**Task**. Retype the records that come next, word for word.

-- START OF Data section --

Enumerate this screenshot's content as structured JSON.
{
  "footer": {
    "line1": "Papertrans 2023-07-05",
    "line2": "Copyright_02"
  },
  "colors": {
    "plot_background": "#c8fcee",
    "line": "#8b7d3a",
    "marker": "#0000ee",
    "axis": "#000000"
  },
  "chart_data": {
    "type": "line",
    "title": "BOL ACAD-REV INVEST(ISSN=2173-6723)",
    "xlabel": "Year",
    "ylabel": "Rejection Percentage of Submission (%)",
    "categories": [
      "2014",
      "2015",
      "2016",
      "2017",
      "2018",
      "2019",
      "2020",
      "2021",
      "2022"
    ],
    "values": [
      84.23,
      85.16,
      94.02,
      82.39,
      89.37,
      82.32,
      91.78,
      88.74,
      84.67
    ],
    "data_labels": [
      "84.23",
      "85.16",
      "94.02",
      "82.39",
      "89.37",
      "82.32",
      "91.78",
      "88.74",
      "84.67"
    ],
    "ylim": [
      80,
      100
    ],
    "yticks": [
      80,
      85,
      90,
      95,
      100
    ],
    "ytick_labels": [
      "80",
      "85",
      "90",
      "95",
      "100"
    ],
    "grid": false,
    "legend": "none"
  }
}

-- END OF Data section --

**Solution**.
Enumerate this screenshot's content as structured JSON.
{
  "footer": {
    "line1": "Papertrans 2023-07-05",
    "line2": "Copyright_02"
  },
  "colors": {
    "plot_background": "#c8fcee",
    "line": "#8b7d3a",
    "marker": "#0000ee",
    "axis": "#000000"
  },
  "chart_data": {
    "type": "line",
    "title": "BOL ACAD-REV INVEST(ISSN=2173-6723)",
    "xlabel": "Year",
    "ylabel": "Rejection Percentage of Submission (%)",
    "categories": [
      "2014",
      "2015",
      "2016",
      "2017",
      "2018",
      "2019",
      "2020",
      "2021",
      "2022"
    ],
    "values": [
      84.23,
      85.16,
      94.02,
      82.39,
      89.37,
      82.32,
      91.78,
      88.74,
      84.67
    ],
    "data_labels": [
      "84.23",
      "85.16",
      "94.02",
      "82.39",
      "89.37",
      "82.32",
      "91.78",
      "88.74",
      "84.67"
    ],
    "ylim": [
      80,
      100
    ],
    "yticks": [
      80,
      85,
      90,
      95,
      100
    ],
    "ytick_labels": [
      "80",
      "85",
      "90",
      "95",
      "100"
    ],
    "grid": false,
    "legend": "none"
  }
}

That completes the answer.